Problem to solve
Please count how many lines in the entries below contain "pairs" and reply with the figure alone.

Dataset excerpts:
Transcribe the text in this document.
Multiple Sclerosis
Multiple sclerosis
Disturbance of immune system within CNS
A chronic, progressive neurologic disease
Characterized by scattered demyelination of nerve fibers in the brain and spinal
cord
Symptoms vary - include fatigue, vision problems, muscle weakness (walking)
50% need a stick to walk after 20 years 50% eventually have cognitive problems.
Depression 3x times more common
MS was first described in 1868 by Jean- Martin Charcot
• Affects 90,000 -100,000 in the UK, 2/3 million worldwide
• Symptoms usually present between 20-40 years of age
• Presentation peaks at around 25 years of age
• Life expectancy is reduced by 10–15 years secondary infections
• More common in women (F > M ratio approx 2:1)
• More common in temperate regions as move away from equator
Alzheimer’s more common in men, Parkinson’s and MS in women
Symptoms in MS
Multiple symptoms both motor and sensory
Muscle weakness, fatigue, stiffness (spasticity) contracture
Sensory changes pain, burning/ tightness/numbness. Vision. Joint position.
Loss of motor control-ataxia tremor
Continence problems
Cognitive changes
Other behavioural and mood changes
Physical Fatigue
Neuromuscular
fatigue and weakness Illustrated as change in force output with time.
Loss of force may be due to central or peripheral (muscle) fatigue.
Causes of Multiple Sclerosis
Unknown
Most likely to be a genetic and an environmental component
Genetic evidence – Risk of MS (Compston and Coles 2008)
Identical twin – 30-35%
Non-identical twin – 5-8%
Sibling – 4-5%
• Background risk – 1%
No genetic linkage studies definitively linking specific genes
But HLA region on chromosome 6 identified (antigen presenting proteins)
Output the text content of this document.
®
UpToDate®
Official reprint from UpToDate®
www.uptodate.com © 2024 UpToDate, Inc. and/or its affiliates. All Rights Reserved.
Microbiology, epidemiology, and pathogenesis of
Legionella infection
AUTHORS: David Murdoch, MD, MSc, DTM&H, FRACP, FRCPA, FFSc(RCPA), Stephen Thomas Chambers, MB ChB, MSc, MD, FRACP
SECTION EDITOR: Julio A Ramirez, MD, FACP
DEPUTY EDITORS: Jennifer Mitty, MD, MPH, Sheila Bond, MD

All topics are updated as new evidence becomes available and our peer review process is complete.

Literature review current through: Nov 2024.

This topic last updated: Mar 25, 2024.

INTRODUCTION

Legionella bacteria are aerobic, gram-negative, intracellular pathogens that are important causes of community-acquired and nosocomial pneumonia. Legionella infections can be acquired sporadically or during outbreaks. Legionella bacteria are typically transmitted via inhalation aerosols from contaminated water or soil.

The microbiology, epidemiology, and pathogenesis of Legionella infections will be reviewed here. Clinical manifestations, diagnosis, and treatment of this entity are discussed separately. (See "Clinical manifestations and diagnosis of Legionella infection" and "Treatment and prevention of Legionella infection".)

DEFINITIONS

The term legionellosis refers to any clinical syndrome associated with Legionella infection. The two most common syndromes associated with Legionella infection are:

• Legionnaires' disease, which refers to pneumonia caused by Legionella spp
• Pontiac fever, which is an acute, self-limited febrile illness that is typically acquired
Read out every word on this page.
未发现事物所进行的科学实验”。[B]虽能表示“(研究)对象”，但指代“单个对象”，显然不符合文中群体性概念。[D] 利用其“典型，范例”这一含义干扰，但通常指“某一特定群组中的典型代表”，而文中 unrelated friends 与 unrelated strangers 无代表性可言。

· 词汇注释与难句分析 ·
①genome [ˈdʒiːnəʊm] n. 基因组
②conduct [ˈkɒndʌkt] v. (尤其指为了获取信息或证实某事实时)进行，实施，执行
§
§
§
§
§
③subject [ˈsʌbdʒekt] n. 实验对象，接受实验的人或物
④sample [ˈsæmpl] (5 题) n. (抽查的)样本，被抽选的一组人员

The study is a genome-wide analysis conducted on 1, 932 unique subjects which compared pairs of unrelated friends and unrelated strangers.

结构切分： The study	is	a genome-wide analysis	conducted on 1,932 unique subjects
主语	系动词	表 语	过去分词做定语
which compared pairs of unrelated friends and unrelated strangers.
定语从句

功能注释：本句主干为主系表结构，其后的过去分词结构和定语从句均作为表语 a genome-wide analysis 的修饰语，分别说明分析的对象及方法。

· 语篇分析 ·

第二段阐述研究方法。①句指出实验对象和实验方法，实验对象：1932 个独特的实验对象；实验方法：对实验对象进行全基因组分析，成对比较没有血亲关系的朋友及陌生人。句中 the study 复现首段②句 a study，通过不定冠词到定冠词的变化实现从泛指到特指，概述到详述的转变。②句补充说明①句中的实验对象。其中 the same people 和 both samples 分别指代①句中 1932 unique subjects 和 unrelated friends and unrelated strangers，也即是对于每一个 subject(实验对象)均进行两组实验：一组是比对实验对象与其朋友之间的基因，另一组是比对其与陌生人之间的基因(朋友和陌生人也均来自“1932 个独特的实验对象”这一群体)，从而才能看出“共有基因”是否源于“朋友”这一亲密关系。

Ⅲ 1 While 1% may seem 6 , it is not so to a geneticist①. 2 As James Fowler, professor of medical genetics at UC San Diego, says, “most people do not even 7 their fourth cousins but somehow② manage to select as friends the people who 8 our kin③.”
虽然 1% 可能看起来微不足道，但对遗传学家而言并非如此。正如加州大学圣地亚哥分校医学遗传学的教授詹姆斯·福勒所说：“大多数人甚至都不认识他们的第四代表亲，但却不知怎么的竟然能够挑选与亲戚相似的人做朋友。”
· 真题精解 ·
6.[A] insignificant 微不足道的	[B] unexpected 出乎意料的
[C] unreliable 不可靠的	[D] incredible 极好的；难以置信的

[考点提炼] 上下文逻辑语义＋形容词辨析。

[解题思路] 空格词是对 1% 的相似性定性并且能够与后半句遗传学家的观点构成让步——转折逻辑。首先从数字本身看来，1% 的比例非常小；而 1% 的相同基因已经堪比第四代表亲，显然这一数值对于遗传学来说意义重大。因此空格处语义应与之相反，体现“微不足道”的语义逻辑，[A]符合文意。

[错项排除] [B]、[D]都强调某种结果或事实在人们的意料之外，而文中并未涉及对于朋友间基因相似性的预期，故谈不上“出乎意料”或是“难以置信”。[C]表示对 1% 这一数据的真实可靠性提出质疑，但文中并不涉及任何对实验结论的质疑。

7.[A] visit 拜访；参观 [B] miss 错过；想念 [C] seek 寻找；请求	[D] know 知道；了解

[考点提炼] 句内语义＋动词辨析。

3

Answer box
2